**** Material for this exercise

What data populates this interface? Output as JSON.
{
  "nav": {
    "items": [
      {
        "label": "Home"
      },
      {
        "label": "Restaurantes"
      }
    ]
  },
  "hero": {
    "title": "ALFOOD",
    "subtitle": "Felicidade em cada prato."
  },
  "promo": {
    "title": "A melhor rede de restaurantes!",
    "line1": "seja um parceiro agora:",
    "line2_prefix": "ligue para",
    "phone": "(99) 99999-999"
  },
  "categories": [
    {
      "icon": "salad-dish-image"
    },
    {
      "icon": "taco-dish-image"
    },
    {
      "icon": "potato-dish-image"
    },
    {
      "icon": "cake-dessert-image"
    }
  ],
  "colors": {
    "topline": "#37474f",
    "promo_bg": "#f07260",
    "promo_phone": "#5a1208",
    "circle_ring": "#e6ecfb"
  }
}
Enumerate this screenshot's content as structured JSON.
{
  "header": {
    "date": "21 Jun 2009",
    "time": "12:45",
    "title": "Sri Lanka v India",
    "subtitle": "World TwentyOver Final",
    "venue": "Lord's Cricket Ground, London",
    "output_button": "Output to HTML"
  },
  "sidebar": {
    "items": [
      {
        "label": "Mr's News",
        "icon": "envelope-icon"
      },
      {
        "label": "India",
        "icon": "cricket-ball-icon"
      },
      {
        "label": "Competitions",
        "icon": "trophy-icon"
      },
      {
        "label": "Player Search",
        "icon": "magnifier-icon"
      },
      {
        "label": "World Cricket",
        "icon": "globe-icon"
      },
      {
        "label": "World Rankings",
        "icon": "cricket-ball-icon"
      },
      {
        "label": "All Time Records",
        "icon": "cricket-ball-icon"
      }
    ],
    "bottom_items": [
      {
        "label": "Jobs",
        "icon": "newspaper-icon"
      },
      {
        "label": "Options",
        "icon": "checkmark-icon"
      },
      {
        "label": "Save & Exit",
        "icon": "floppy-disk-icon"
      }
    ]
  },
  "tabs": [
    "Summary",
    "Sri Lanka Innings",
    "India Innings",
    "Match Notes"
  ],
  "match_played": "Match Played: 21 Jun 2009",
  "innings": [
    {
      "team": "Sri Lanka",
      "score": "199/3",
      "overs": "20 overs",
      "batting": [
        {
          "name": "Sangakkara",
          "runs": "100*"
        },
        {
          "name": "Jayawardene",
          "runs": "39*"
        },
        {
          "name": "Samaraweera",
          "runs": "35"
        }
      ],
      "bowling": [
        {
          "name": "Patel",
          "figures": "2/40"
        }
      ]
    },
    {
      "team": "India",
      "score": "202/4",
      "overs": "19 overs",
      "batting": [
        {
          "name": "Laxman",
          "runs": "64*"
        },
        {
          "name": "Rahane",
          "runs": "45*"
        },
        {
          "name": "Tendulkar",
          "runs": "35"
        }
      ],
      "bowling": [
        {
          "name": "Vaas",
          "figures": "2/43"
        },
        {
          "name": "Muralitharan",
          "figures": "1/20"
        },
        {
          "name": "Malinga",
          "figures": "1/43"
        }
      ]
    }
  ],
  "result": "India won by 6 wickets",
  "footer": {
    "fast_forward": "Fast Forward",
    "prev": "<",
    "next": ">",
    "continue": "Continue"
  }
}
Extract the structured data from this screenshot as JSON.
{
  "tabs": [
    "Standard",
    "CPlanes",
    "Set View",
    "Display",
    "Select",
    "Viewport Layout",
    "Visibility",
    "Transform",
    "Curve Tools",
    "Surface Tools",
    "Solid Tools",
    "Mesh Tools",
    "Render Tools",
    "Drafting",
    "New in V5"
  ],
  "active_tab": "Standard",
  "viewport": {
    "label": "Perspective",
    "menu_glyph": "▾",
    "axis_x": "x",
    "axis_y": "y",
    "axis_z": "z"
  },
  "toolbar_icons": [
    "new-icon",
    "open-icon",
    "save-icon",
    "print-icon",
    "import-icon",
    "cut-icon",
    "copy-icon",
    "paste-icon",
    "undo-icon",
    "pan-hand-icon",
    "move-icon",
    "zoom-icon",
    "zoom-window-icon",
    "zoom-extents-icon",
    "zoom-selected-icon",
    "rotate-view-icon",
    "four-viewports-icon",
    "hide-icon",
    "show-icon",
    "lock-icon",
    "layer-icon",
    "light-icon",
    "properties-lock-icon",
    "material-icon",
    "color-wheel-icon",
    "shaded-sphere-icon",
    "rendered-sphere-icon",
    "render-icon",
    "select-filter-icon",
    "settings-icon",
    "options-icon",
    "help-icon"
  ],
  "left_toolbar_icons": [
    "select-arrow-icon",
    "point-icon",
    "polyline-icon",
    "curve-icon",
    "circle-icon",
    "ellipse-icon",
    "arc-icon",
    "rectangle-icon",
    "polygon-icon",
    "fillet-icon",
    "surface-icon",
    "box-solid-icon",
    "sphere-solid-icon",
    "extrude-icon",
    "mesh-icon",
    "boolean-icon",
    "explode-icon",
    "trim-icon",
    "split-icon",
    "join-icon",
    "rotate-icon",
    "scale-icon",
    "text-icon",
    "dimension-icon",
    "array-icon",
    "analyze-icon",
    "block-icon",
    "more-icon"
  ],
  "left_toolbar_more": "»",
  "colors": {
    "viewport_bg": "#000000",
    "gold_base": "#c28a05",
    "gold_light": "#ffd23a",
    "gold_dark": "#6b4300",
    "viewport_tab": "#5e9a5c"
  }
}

********

To do: Count every line bearing the word "dish"; report the total only.

Result below: 3